[Exercise prompt]
Each record is to be printed again precisely as it reads.
_ _ _ _ _
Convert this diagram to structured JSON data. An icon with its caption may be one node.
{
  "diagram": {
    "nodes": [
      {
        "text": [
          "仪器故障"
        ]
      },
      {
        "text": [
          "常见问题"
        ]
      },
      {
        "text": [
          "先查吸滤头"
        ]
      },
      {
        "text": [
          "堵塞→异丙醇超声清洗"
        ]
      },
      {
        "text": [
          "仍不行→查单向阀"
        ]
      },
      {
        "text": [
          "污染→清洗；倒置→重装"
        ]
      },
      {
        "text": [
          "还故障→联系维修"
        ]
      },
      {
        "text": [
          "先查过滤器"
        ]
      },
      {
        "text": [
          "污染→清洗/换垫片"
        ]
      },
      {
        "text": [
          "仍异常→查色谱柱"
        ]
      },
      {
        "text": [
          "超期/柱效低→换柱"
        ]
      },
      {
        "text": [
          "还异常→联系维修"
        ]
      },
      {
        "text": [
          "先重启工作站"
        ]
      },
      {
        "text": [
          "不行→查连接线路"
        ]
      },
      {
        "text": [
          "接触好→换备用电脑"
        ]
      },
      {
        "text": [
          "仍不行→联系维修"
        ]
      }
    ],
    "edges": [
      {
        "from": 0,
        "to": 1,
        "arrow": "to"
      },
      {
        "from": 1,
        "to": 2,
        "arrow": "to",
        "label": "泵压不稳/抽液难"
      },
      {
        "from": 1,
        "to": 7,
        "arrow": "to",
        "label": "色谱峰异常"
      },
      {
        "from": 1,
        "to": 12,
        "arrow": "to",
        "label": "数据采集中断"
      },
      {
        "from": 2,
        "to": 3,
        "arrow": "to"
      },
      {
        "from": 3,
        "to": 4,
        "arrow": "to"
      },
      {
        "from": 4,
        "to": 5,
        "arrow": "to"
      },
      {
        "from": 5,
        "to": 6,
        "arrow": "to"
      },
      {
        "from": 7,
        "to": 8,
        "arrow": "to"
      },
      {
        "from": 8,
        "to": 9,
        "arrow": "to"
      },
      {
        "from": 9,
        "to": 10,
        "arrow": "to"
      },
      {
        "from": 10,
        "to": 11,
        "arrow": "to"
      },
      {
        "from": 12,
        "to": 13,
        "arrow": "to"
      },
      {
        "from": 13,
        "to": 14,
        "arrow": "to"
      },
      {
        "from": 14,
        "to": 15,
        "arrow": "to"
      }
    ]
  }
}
_ _ _ _ _
[Result of this task]
Convert this diagram to structured JSON data. An icon with its caption may be one node.
{
  "diagram": {
    "nodes": [
      {
        "text": [
          "仪器故障"
        ]
      },
      {
        "text": [
          "常见问题"
        ]
      },
      {
        "text": [
          "先查吸滤头"
        ]
      },
      {
        "text": [
          "堵塞→异丙醇超声清洗"
        ]
      },
      {
        "text": [
          "仍不行→查单向阀"
        ]
      },
      {
        "text": [
          "污染→清洗；倒置→重装"
        ]
      },
      {
        "text": [
          "还故障→联系维修"
        ]
      },
      {
        "text": [
          "先查过滤器"
        ]
      },
      {
        "text": [
          "污染→清洗/换垫片"
        ]
      },
      {
        "text": [
          "仍异常→查色谱柱"
        ]
      },
      {
        "text": [
          "超期/柱效低→换柱"
        ]
      },
      {
        "text": [
          "还异常→联系维修"
        ]
      },
      {
        "text": [
          "先重启工作站"
        ]
      },
      {
        "text": [
          "不行→查连接线路"
        ]
      },
      {
        "text": [
          "接触好→换备用电脑"
        ]
      },
      {
        "text": [
          "仍不行→联系维修"
        ]
      }
    ],
    "edges": [
      {
        "from": 0,
        "to": 1,
        "arrow": "to"
      },
      {
        "from": 1,
        "to": 2,
        "arrow": "to",
        "label": "泵压不稳/抽液难"
      },
      {
        "from": 1,
        "to": 7,
        "arrow": "to",
        "label": "色谱峰异常"
      },
      {
        "from": 1,
        "to": 12,
        "arrow": "to",
        "label": "数据采集中断"
      },
      {
        "from": 2,
        "to": 3,
        "arrow": "to"
      },
      {
        "from": 3,
        "to": 4,
        "arrow": "to"
      },
      {
        "from": 4,
        "to": 5,
        "arrow": "to"
      },
      {
        "from": 5,
        "to": 6,
        "arrow": "to"
      },
      {
        "from": 7,
        "to": 8,
        "arrow": "to"
      },
      {
        "from": 8,
        "to": 9,
        "arrow": "to"
      },
      {
        "from": 9,
        "to": 10,
        "arrow": "to"
      },
      {
        "from": 10,
        "to": 11,
        "arrow": "to"
      },
      {
        "from": 12,
        "to": 13,
        "arrow": "to"
      },
      {
        "from": 13,
        "to": 14,
        "arrow": "to"
      },
      {
        "from": 14,
        "to": 15,
        "arrow": "to"
      }
    ]
  }
}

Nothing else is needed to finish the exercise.